(GOAL OF THE EXERCISE):
Please pick out every line in the records below that contains the word "ORDER".

--- Start of EXERCISE MATERIALS ---

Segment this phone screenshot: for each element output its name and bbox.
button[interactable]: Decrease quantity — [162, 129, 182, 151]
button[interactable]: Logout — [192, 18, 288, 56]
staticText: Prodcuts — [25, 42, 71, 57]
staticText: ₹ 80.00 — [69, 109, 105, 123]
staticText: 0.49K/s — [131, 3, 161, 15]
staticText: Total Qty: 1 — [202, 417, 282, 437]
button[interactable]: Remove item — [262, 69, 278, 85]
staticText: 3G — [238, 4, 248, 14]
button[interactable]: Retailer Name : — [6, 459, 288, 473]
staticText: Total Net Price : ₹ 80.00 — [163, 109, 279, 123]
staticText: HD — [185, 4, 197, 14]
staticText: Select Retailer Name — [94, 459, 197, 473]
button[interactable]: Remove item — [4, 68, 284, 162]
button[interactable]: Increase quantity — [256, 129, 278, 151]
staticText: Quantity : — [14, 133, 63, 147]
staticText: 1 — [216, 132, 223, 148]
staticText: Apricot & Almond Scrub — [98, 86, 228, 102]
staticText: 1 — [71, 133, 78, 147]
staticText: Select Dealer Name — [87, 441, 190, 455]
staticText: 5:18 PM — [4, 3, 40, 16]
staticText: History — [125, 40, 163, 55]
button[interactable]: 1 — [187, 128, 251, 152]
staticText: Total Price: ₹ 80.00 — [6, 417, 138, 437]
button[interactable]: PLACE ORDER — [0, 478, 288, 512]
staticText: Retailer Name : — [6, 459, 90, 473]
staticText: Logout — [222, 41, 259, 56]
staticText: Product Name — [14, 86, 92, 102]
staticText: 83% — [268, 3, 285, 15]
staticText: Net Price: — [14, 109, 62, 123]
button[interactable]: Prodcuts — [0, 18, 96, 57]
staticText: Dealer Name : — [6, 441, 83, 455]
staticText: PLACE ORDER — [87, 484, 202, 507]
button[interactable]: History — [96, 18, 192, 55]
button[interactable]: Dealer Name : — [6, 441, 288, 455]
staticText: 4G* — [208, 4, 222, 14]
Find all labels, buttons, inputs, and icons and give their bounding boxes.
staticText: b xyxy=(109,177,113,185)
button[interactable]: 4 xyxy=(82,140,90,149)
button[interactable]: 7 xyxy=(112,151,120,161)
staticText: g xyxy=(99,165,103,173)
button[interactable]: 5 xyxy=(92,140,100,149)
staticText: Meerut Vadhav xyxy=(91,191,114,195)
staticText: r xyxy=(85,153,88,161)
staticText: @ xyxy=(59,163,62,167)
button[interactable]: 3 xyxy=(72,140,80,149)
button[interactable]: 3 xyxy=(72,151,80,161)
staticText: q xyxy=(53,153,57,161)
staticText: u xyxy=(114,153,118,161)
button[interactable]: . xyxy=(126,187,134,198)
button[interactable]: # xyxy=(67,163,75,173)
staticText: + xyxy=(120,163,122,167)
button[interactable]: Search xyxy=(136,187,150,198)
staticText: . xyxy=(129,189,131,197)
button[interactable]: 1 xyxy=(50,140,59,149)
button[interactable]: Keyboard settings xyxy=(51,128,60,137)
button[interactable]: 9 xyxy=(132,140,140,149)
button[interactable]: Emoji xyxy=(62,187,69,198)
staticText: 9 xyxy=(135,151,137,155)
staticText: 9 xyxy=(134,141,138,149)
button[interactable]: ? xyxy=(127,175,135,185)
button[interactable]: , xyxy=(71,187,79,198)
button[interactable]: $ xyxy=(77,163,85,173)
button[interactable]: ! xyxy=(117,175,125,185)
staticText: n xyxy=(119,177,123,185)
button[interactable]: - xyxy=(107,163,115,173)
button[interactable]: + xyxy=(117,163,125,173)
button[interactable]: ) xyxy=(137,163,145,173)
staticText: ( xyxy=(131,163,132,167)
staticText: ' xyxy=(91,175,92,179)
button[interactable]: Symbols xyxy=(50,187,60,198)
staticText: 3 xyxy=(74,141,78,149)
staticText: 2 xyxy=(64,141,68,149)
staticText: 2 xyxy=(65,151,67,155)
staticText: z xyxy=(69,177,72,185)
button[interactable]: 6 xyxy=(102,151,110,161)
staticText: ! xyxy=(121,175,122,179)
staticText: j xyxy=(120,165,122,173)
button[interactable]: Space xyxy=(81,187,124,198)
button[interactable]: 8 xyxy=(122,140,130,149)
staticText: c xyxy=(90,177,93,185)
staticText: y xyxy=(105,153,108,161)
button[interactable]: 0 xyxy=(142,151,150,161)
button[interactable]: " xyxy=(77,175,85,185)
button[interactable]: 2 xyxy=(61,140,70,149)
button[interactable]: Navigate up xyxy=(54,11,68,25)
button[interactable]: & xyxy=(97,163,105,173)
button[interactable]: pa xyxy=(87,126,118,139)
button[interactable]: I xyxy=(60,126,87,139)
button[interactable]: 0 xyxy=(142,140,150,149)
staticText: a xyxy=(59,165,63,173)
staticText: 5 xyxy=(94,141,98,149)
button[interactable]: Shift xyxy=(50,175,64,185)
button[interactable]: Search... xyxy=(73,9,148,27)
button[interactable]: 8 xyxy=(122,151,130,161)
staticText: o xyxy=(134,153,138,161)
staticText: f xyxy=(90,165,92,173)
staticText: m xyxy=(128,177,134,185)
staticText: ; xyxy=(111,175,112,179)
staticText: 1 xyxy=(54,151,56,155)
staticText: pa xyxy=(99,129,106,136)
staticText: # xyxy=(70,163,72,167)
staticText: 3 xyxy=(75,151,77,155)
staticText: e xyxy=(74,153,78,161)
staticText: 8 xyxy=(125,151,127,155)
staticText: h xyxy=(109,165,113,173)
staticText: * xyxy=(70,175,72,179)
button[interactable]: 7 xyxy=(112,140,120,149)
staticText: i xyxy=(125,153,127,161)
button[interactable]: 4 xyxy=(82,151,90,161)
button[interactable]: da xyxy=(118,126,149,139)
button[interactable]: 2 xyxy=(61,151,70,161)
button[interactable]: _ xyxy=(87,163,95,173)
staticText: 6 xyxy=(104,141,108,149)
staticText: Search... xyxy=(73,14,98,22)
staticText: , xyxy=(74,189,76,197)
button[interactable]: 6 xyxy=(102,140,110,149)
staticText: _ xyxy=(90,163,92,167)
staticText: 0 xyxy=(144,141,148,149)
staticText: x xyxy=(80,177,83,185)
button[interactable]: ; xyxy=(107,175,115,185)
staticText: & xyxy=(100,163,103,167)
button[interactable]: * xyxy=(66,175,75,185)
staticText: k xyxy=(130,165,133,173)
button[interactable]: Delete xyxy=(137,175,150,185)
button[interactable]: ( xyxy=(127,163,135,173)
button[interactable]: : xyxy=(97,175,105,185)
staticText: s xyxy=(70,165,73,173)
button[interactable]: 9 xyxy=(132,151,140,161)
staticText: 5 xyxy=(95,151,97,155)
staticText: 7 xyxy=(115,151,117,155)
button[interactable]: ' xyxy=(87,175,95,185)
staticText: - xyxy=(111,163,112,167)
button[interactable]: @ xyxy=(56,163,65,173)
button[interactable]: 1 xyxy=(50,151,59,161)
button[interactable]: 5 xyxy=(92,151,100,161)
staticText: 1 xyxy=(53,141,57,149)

--- End of EXERCISE MATERIALS ---

(CORRECT RESULT):
button[interactable]: PLACE ORDER — [0, 478, 288, 512]
staticText: PLACE ORDER — [87, 484, 202, 507]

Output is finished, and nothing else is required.